CHALLENGE: Please copy every line of the records below that holds the word "дохода".
## begin
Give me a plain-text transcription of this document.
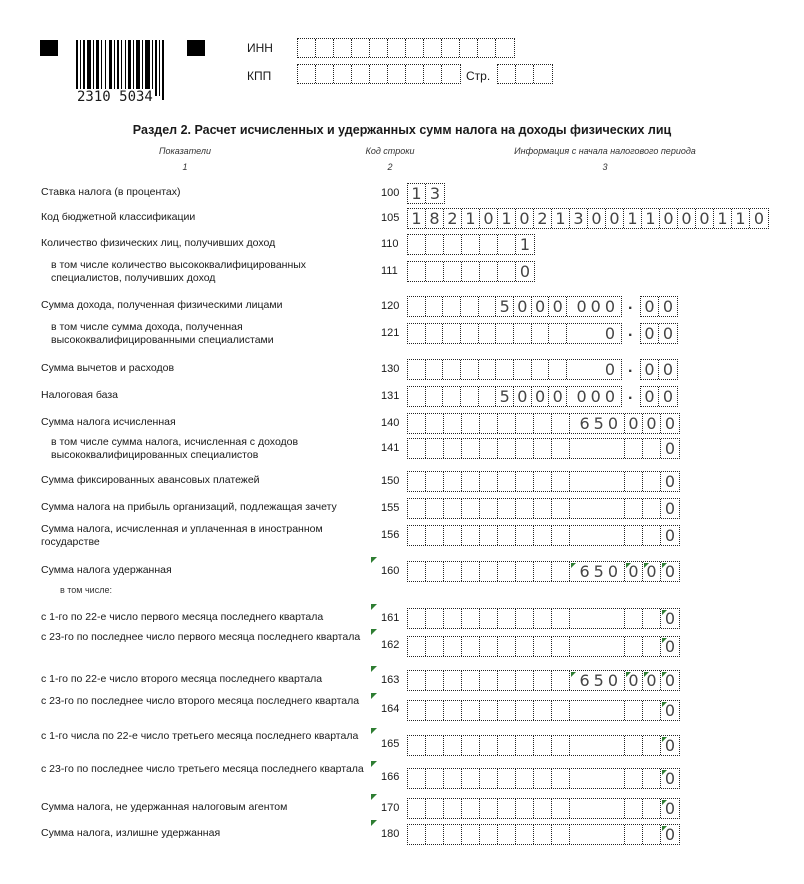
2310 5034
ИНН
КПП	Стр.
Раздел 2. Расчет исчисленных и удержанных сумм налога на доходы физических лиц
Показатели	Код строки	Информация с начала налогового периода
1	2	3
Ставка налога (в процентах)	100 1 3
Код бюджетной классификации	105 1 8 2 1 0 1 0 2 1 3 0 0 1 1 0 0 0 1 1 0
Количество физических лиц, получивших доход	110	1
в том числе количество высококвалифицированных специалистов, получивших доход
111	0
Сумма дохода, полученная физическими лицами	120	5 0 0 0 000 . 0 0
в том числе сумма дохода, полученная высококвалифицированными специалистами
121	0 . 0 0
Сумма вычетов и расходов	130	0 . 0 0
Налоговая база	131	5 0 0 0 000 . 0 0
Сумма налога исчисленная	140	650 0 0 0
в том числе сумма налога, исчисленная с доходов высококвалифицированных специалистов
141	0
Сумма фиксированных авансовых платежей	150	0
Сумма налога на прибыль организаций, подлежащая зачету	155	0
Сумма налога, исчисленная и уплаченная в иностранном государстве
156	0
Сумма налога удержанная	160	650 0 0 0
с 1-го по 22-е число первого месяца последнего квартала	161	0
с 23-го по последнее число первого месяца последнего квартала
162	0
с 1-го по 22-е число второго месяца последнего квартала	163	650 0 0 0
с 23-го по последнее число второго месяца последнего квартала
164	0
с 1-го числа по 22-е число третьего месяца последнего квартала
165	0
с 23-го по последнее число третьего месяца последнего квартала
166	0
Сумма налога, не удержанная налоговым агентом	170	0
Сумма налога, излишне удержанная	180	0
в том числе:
## end
## begin
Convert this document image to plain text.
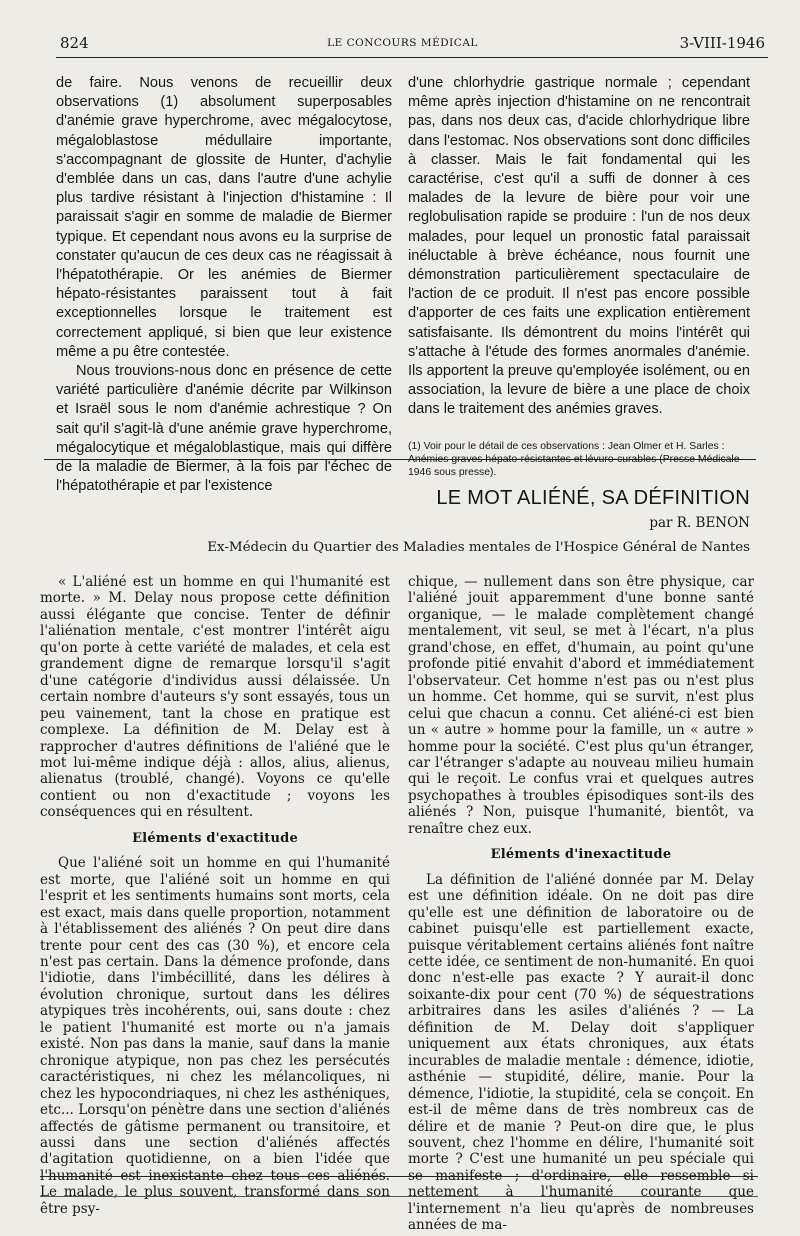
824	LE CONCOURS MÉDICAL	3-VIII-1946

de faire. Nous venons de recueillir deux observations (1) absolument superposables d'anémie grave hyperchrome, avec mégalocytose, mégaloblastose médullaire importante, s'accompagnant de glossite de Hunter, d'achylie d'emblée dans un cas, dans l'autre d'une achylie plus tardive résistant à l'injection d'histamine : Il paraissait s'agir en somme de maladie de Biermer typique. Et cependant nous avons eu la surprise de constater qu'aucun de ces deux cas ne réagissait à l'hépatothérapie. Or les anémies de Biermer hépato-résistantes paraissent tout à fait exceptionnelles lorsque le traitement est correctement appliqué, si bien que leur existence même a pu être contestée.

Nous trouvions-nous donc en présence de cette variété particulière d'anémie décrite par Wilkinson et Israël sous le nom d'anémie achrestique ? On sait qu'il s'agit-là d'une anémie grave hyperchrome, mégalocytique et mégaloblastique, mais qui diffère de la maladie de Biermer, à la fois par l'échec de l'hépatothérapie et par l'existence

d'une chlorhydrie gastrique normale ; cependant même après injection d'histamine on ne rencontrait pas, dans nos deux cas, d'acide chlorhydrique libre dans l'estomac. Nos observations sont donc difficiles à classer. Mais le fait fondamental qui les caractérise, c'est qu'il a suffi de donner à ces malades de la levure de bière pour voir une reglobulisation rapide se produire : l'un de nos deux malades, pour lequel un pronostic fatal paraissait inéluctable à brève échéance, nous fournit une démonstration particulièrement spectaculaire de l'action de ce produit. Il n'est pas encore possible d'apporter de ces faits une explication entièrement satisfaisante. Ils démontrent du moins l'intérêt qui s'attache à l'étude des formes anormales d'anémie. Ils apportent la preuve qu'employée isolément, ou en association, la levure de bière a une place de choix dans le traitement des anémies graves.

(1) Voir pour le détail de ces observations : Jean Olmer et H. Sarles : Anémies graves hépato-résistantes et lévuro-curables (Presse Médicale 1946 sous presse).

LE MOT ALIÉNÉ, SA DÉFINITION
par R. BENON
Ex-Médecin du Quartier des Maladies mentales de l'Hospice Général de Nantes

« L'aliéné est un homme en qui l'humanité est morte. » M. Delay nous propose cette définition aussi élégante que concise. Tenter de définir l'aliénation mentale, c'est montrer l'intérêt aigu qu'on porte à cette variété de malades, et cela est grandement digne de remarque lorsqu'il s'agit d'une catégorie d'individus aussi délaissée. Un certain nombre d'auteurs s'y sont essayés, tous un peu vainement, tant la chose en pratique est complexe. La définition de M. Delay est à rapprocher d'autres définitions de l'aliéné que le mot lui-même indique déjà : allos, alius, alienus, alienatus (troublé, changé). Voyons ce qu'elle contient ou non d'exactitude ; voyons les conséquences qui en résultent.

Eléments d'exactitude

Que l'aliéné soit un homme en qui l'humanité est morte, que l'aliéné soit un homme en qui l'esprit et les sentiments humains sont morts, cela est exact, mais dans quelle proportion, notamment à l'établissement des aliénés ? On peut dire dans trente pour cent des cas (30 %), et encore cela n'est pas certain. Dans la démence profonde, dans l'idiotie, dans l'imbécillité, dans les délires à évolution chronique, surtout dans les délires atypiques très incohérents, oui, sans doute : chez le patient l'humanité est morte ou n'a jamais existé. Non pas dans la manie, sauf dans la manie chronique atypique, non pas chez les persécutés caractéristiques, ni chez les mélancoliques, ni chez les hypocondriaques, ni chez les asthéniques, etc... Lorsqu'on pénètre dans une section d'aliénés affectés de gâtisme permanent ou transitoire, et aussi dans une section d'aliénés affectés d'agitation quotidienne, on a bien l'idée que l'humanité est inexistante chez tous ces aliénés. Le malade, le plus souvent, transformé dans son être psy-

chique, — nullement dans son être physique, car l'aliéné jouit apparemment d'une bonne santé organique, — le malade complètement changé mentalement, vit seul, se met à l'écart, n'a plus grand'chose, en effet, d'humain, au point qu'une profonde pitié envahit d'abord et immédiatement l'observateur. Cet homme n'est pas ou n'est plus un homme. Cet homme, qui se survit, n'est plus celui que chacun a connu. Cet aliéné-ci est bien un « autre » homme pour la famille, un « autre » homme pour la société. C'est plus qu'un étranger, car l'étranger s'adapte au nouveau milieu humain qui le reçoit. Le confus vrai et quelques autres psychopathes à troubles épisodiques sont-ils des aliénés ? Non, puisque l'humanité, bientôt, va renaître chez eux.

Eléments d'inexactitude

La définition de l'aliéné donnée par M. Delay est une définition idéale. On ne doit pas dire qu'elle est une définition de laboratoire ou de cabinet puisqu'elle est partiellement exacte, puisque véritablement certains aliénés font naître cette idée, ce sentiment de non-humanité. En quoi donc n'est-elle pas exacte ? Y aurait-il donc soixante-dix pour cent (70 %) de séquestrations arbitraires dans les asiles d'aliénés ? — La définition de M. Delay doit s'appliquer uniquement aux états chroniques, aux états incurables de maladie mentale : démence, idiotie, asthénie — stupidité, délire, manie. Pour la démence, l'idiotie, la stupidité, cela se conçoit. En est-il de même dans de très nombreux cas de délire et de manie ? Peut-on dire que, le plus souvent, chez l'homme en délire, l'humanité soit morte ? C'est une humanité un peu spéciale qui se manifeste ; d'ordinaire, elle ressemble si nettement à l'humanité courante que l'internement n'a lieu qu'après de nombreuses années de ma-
## end
RESPONSE:
Сумма дохода, полученная физическими лицами	120	5 0 0 0 000 . 0 0
в том числе сумма дохода, полученная высококвалифицированными специалистами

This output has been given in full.